§ **TO DO**
Among the lines below, list those containing the string "background".

Collection entries:
------------------------------------------------------------

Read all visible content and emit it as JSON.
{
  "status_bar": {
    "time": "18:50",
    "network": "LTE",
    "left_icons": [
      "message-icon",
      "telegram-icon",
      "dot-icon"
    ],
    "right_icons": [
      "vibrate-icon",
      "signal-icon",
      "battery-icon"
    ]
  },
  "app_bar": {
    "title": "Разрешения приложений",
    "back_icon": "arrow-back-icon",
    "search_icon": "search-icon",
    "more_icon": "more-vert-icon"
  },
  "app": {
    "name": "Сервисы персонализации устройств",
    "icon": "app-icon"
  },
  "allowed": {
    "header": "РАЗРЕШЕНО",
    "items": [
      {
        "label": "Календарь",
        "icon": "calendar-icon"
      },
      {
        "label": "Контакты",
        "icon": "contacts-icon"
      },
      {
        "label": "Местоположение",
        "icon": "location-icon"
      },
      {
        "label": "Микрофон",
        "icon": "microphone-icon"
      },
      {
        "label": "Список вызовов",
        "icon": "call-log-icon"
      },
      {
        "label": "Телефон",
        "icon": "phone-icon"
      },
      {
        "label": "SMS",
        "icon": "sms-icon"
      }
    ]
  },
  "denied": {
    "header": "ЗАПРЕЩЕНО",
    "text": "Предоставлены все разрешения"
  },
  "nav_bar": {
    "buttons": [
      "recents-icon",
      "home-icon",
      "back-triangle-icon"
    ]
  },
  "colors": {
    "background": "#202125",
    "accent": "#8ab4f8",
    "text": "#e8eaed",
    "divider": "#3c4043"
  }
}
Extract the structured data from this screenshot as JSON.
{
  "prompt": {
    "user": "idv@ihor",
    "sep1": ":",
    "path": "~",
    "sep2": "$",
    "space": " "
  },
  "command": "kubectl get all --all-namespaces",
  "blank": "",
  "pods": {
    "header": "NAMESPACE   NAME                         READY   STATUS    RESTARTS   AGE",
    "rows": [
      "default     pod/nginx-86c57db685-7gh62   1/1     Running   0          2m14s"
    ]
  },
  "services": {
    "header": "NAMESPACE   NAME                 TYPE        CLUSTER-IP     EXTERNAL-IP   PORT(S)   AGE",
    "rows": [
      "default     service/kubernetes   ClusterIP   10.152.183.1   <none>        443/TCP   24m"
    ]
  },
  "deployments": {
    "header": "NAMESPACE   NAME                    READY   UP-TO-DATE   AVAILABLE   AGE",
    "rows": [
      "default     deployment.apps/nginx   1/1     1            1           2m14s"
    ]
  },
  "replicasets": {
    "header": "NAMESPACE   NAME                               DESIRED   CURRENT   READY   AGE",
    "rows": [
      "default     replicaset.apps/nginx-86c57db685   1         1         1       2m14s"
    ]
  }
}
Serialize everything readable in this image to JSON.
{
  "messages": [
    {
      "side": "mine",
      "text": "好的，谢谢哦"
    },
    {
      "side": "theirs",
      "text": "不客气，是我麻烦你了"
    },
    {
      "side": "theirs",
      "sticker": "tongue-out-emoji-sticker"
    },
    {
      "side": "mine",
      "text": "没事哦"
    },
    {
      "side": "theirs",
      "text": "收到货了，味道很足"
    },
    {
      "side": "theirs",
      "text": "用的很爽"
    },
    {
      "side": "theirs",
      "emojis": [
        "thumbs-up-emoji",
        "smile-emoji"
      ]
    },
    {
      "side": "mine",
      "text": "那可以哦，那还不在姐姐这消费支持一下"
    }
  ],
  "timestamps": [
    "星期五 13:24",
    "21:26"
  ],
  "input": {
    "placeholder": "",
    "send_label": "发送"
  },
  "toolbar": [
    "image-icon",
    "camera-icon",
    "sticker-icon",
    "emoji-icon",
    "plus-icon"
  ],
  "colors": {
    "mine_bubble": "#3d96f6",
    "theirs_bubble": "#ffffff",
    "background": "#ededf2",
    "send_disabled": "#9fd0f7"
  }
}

------------------------------------------------------------

§ **RESPONSE**
    "background": "#202125",
    "background": "#ededf2",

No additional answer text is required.